*Required work:* Copy out the items below, changing each "rwp-marker" to "wind-profiler-marker" and keeping every other detail the same. Leave the pictures out.

── Provided material

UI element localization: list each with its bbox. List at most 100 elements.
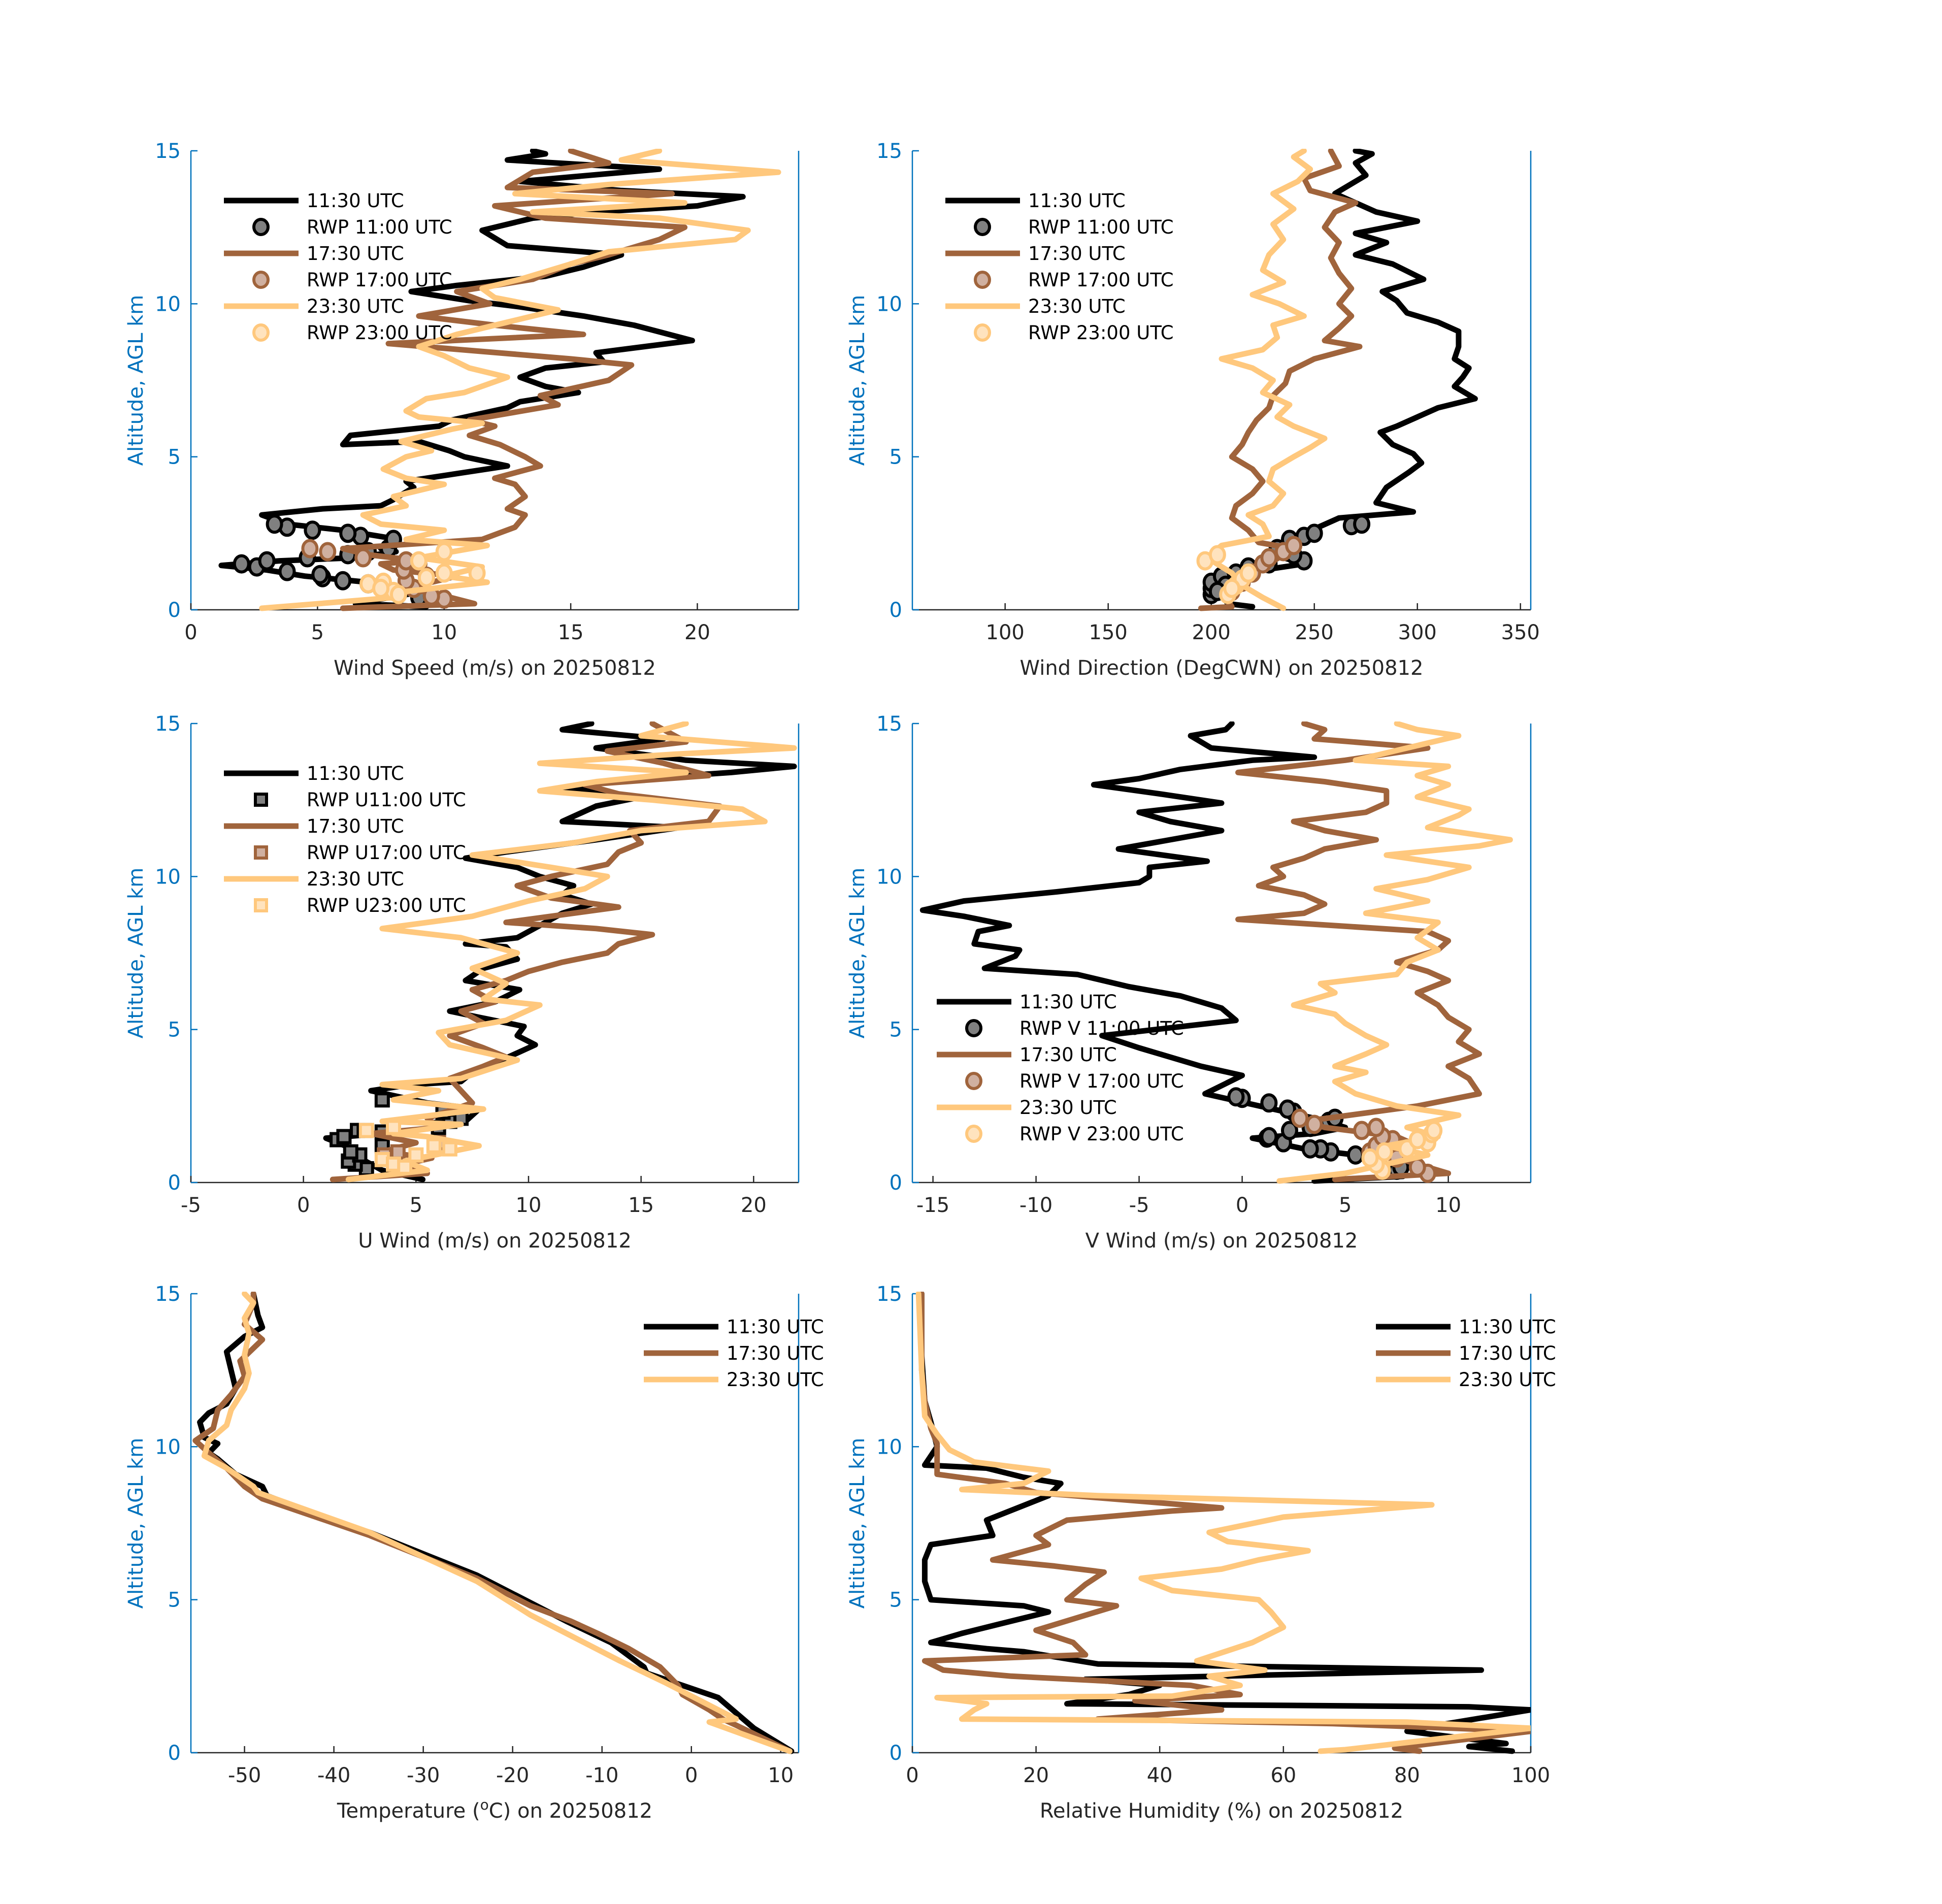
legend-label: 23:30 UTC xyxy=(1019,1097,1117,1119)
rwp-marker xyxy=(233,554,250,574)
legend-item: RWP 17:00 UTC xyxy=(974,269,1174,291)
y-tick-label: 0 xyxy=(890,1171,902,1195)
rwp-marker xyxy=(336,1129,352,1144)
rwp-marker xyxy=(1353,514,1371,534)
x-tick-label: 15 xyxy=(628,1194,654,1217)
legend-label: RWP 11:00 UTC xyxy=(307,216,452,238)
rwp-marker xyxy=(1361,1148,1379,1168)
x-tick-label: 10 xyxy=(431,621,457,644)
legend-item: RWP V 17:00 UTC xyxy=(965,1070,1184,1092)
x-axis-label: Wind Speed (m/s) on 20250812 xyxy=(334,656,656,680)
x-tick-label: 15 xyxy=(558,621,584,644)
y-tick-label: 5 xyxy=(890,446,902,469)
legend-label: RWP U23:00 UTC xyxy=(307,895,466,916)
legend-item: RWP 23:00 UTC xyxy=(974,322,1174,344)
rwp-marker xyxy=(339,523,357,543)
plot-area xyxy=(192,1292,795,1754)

────

*Task response:*
UI element localization: list each with its bbox. List at most 100 elements.
legend-label: 23:30 UTC xyxy=(1019,1097,1117,1119)
wind-profiler-marker xyxy=(233,554,250,574)
legend-item: RWP 17:00 UTC xyxy=(974,269,1174,291)
y-tick-label: 0 xyxy=(890,1171,902,1195)
wind-profiler-marker xyxy=(336,1129,352,1144)
wind-profiler-marker xyxy=(1353,514,1371,534)
x-tick-label: 15 xyxy=(628,1194,654,1217)
legend-label: RWP 11:00 UTC xyxy=(307,216,452,238)
wind-profiler-marker xyxy=(1361,1148,1379,1168)
x-tick-label: 10 xyxy=(431,621,457,644)
legend-item: RWP V 17:00 UTC xyxy=(965,1070,1184,1092)
x-axis-label: Wind Speed (m/s) on 20250812 xyxy=(334,656,656,680)
x-tick-label: 15 xyxy=(558,621,584,644)
y-tick-label: 5 xyxy=(890,446,902,469)
legend-label: RWP U23:00 UTC xyxy=(307,895,466,916)
legend-item: RWP 23:00 UTC xyxy=(974,322,1174,344)
wind-profiler-marker xyxy=(339,523,357,543)
plot-area xyxy=(192,1292,795,1754)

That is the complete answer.